**Dataset rows**

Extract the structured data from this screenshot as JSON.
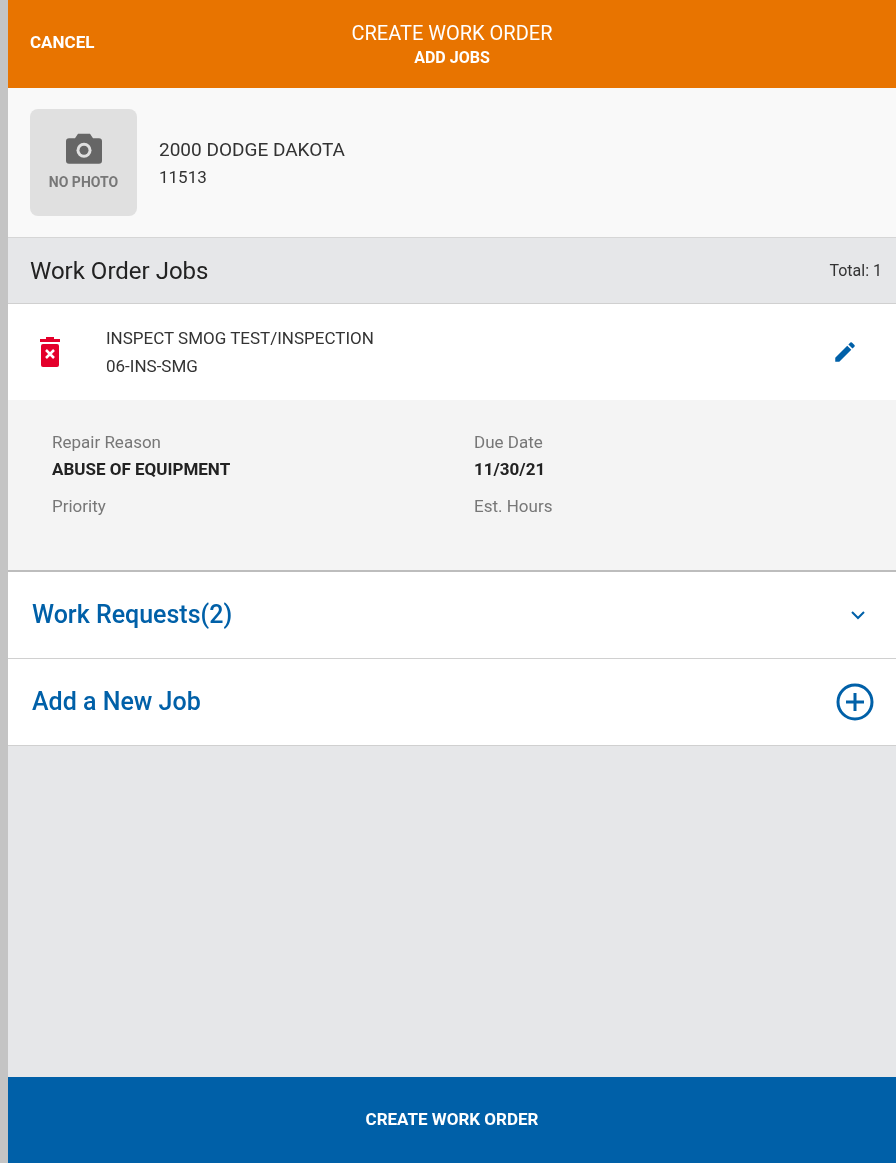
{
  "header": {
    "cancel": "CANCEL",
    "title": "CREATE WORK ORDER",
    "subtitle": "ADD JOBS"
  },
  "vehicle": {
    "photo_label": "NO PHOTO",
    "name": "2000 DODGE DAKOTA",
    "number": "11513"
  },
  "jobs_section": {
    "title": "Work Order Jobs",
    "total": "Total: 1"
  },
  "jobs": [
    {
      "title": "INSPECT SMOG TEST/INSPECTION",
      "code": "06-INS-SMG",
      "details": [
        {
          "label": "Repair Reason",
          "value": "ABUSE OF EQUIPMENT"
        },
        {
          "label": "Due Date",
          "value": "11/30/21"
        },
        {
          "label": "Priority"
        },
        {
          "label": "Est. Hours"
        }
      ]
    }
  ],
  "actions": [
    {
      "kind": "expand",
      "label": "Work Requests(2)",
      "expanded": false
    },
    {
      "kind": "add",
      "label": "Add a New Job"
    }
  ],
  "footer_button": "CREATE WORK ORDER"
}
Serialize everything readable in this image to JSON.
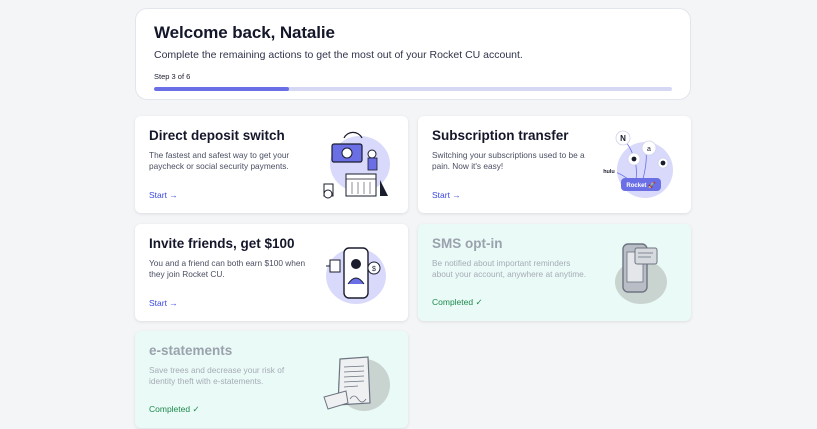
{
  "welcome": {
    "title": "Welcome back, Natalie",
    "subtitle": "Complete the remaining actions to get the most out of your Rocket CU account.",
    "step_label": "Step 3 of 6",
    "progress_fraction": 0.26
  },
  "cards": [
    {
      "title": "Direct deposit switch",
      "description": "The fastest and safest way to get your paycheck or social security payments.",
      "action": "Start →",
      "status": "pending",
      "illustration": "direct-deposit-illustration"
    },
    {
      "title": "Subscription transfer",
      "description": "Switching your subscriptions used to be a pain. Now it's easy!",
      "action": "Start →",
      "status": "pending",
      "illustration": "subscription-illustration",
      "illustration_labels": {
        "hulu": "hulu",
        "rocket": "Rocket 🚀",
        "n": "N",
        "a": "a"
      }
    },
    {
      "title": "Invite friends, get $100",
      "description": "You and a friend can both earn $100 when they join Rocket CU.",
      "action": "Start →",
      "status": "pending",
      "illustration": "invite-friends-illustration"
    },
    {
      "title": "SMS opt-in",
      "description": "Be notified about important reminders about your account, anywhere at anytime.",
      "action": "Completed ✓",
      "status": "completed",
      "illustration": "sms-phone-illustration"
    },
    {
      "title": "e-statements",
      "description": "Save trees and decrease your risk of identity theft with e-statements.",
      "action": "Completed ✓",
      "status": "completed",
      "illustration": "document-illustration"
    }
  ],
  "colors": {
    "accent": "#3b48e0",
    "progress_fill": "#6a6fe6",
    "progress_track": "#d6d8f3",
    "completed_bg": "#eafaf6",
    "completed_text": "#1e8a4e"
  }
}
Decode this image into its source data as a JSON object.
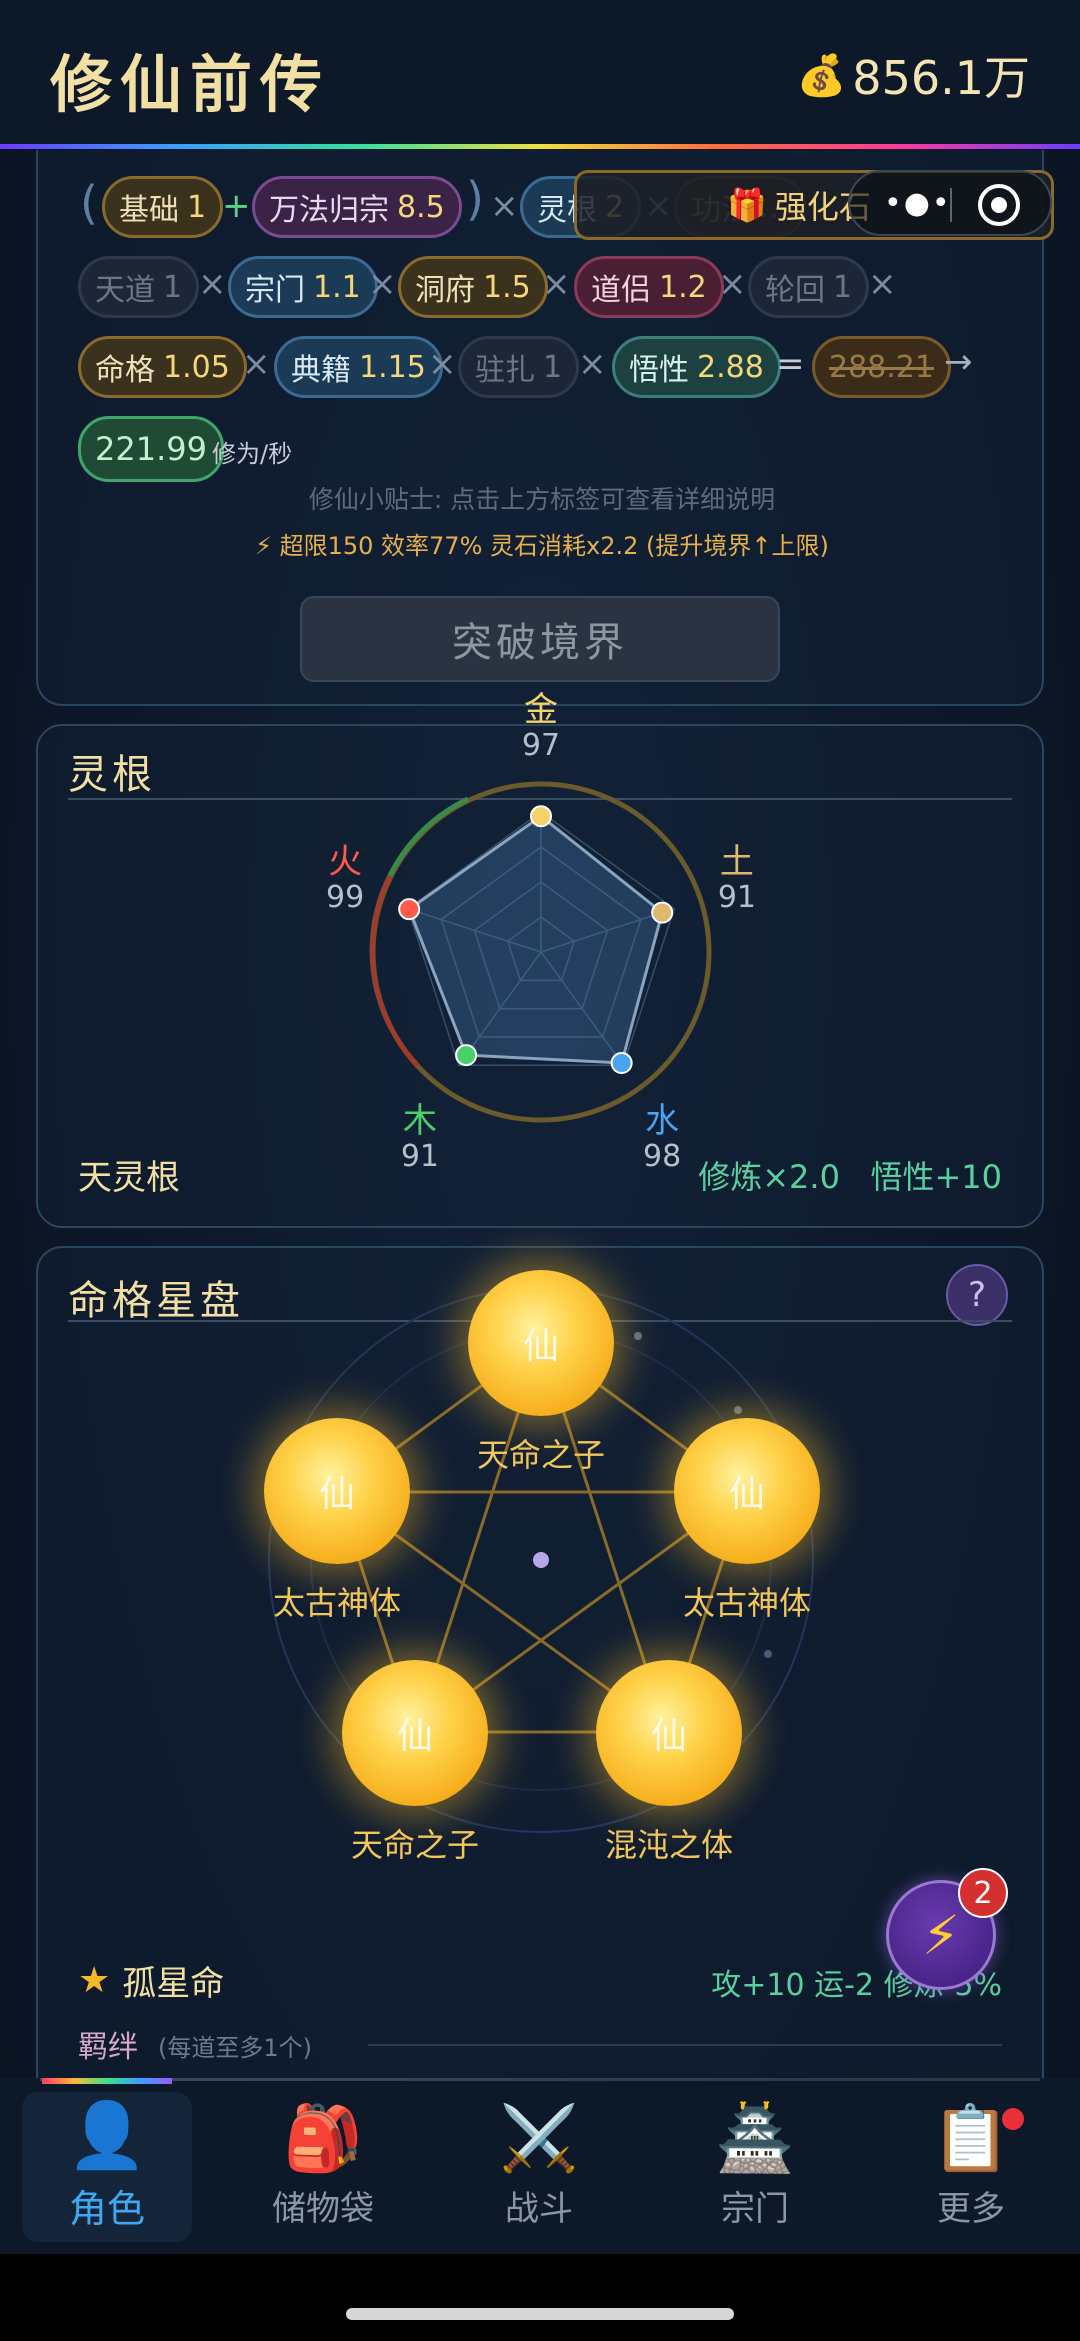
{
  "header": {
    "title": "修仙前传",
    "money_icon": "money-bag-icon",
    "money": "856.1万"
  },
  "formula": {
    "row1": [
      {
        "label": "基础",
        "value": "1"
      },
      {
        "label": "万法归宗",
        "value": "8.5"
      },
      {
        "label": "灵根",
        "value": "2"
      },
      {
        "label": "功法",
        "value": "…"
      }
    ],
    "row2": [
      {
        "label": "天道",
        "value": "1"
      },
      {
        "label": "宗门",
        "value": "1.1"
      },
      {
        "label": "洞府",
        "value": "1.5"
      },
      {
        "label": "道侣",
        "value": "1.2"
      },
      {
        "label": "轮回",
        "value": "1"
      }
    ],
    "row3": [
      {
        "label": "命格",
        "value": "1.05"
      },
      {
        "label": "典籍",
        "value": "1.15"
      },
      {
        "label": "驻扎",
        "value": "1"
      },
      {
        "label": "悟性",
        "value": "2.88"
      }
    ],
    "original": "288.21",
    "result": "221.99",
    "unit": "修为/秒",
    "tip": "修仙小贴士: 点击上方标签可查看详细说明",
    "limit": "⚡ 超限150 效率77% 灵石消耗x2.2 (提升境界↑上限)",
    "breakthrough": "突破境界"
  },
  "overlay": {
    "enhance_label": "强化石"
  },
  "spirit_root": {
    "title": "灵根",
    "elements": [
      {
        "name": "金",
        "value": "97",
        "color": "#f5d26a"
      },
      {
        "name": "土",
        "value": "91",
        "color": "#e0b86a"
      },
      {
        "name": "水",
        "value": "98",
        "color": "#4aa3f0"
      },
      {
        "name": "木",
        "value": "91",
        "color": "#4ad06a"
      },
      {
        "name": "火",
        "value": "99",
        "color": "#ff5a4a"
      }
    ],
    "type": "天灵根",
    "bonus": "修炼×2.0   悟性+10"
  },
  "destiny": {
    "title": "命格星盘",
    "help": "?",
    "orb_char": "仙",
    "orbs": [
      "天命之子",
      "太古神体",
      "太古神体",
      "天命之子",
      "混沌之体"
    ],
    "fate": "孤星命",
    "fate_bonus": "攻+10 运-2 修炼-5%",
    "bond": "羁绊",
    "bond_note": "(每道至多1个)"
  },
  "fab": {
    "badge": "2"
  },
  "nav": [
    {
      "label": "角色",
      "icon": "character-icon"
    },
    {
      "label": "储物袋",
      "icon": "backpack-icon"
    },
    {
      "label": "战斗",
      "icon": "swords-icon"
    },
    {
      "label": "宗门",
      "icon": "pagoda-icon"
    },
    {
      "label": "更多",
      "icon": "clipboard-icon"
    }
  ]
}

**Exercise objective**
Identify each line of the material where the word "money" shows up, and copy it.

**Exercise solution**
    "money_icon": "money-bag-icon",
    "money": "856.1万"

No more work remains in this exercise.